# AIM OF THE EXERCISE:
Set the listing down unchanged, minus every embedded image.

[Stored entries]

• • • • •

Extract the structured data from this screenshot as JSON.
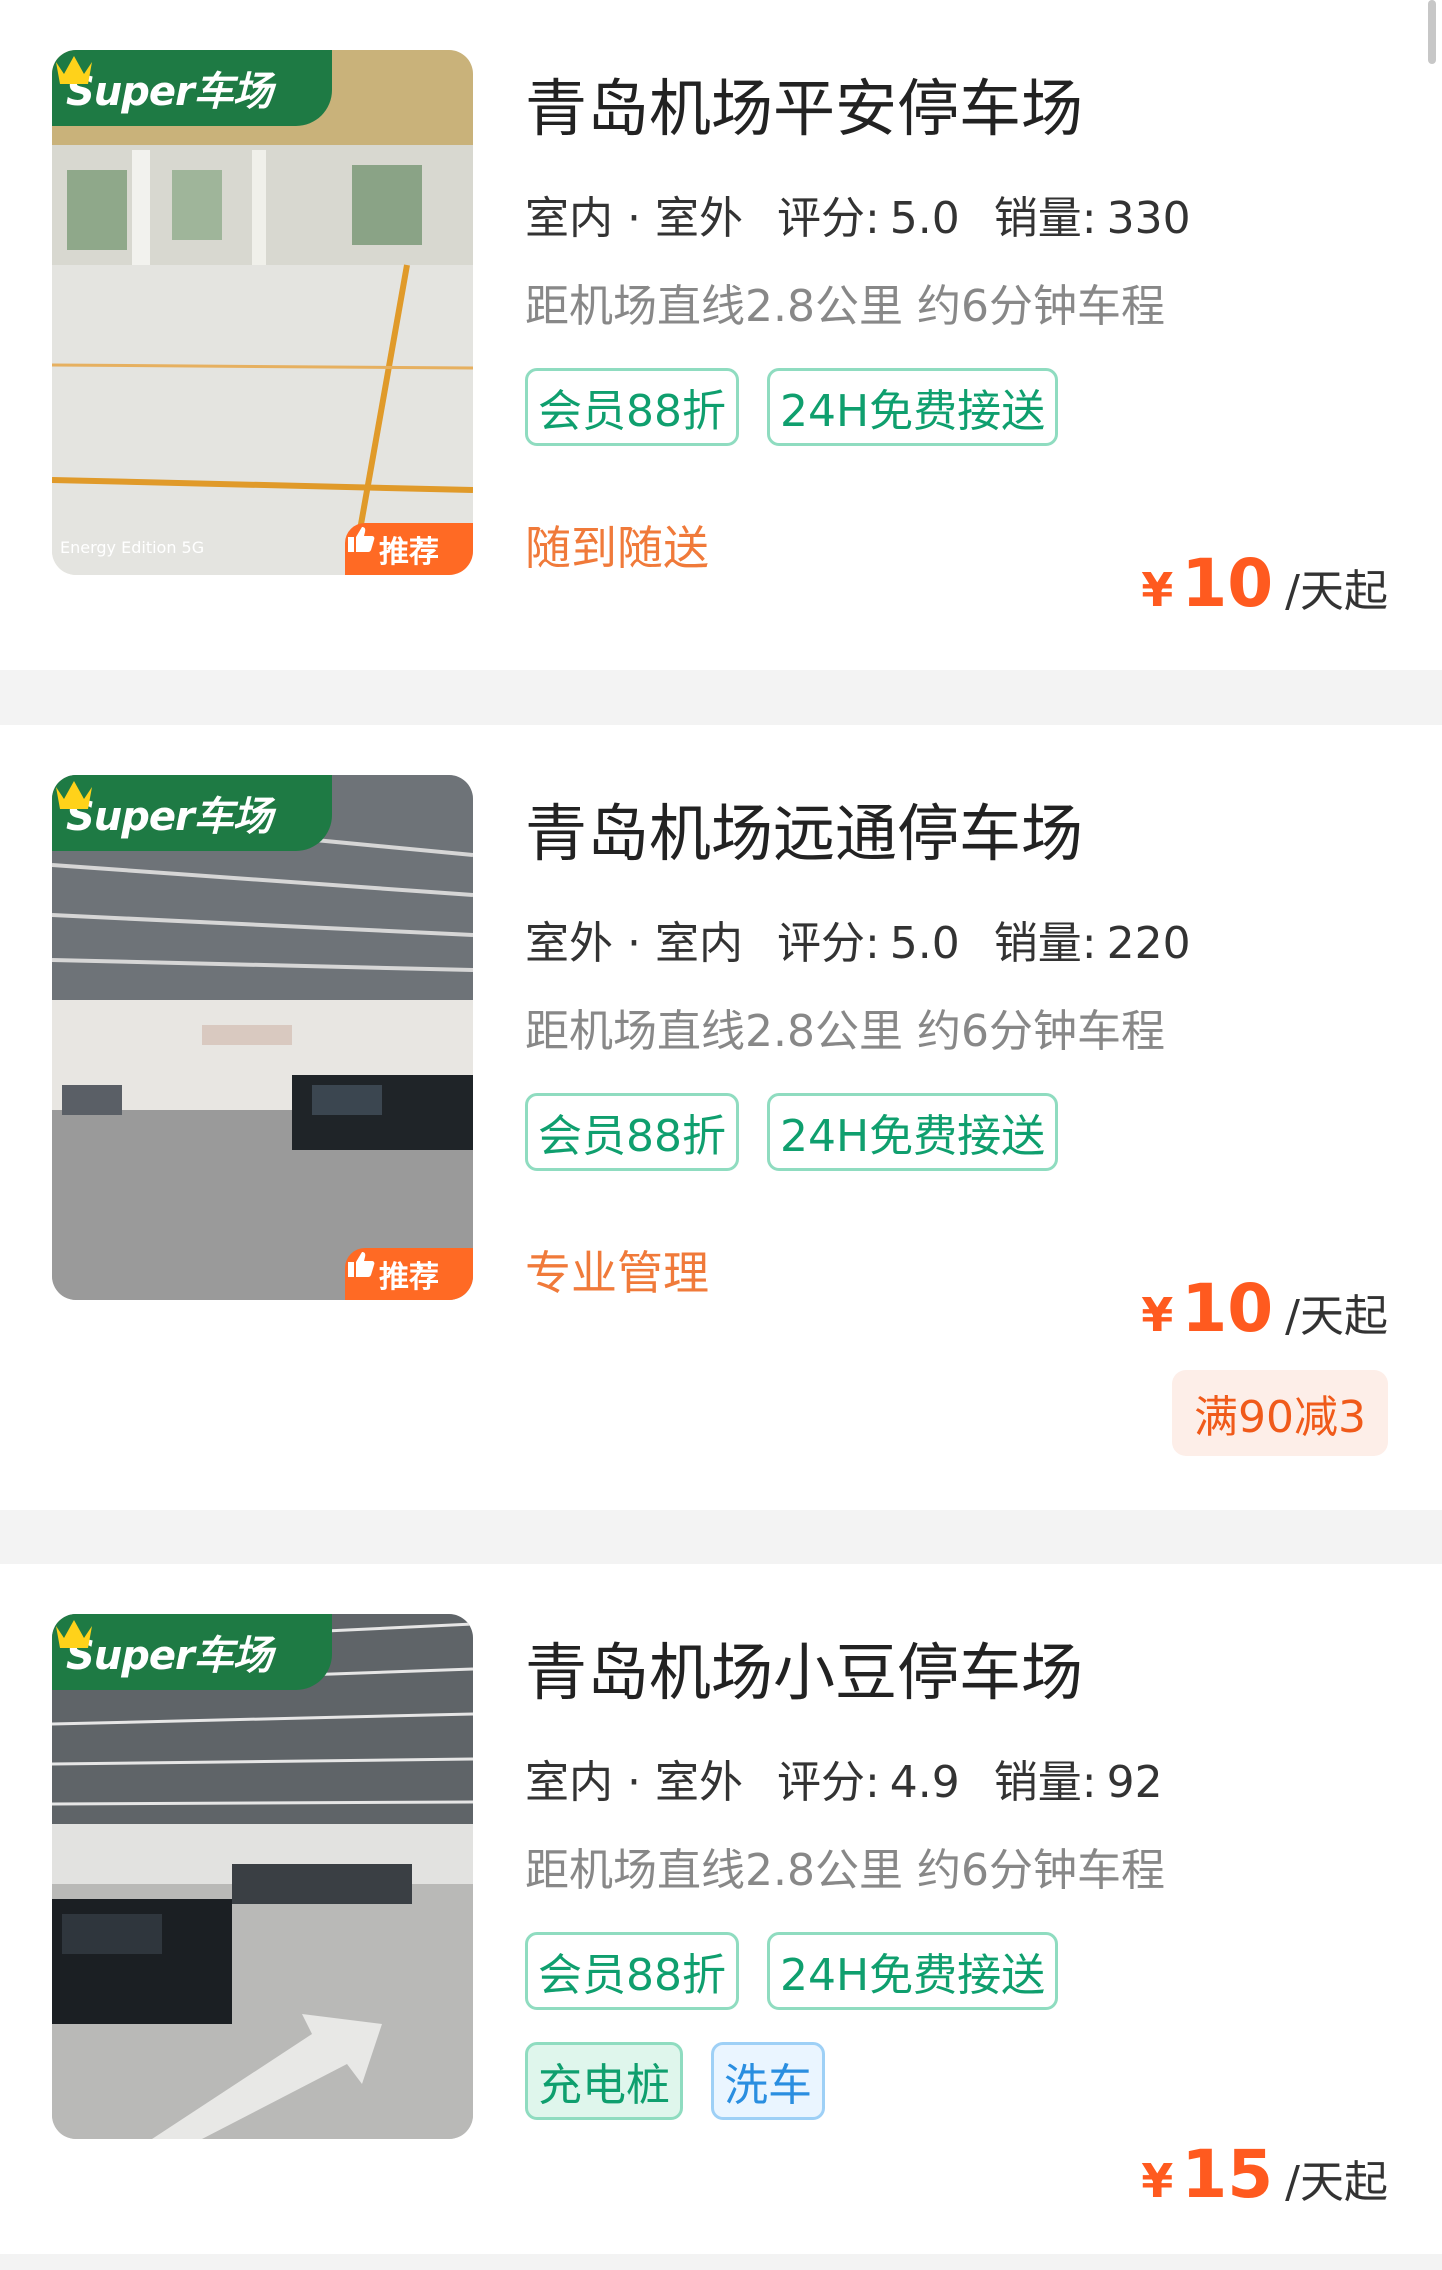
{
  "colors": {
    "accent_green": "#0f9f6e",
    "price_orange": "#ff5a1f",
    "service_orange": "#f07a3a",
    "badge_green": "#1e7a44",
    "recommend_orange": "#ff6a24"
  },
  "listings": [
    {
      "badge": "Super车场",
      "recommend": "推荐",
      "photo_caption": "Energy Edition 5G",
      "title": "青岛机场平安停车场",
      "type": "室内 · 室外",
      "rating_label": "评分:",
      "rating": "5.0",
      "sales_label": "销量:",
      "sales": "330",
      "distance": "距机场直线2.8公里 约6分钟车程",
      "tags": [
        "会员88折",
        "24H免费接送"
      ],
      "service": "随到随送",
      "price_symbol": "¥",
      "price": "10",
      "price_unit": "/天起"
    },
    {
      "badge": "Super车场",
      "recommend": "推荐",
      "title": "青岛机场远通停车场",
      "type": "室外 · 室内",
      "rating_label": "评分:",
      "rating": "5.0",
      "sales_label": "销量:",
      "sales": "220",
      "distance": "距机场直线2.8公里 约6分钟车程",
      "tags": [
        "会员88折",
        "24H免费接送"
      ],
      "service": "专业管理",
      "price_symbol": "¥",
      "price": "10",
      "price_unit": "/天起",
      "promo": "满90减3"
    },
    {
      "badge": "Super车场",
      "title": "青岛机场小豆停车场",
      "type": "室内 · 室外",
      "rating_label": "评分:",
      "rating": "4.9",
      "sales_label": "销量:",
      "sales": "92",
      "distance": "距机场直线2.8公里 约6分钟车程",
      "tags": [
        "会员88折",
        "24H免费接送"
      ],
      "extra_tags": [
        "充电桩",
        "洗车"
      ],
      "price_symbol": "¥",
      "price": "15",
      "price_unit": "/天起"
    }
  ]
}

• • • • •

# ANSWER TO THIS TASK:
Extract the structured data from this screenshot as JSON.
{
  "colors": {
    "accent_green": "#0f9f6e",
    "price_orange": "#ff5a1f",
    "service_orange": "#f07a3a",
    "badge_green": "#1e7a44",
    "recommend_orange": "#ff6a24"
  },
  "listings": [
    {
      "badge": "Super车场",
      "recommend": "推荐",
      "photo_caption": "Energy Edition 5G",
      "title": "青岛机场平安停车场",
      "type": "室内 · 室外",
      "rating_label": "评分:",
      "rating": "5.0",
      "sales_label": "销量:",
      "sales": "330",
      "distance": "距机场直线2.8公里 约6分钟车程",
      "tags": [
        "会员88折",
        "24H免费接送"
      ],
      "service": "随到随送",
      "price_symbol": "¥",
      "price": "10",
      "price_unit": "/天起"
    },
    {
      "badge": "Super车场",
      "recommend": "推荐",
      "title": "青岛机场远通停车场",
      "type": "室外 · 室内",
      "rating_label": "评分:",
      "rating": "5.0",
      "sales_label": "销量:",
      "sales": "220",
      "distance": "距机场直线2.8公里 约6分钟车程",
      "tags": [
        "会员88折",
        "24H免费接送"
      ],
      "service": "专业管理",
      "price_symbol": "¥",
      "price": "10",
      "price_unit": "/天起",
      "promo": "满90减3"
    },
    {
      "badge": "Super车场",
      "title": "青岛机场小豆停车场",
      "type": "室内 · 室外",
      "rating_label": "评分:",
      "rating": "4.9",
      "sales_label": "销量:",
      "sales": "92",
      "distance": "距机场直线2.8公里 约6分钟车程",
      "tags": [
        "会员88折",
        "24H免费接送"
      ],
      "extra_tags": [
        "充电桩",
        "洗车"
      ],
      "price_symbol": "¥",
      "price": "15",
      "price_unit": "/天起"
    }
  ]
}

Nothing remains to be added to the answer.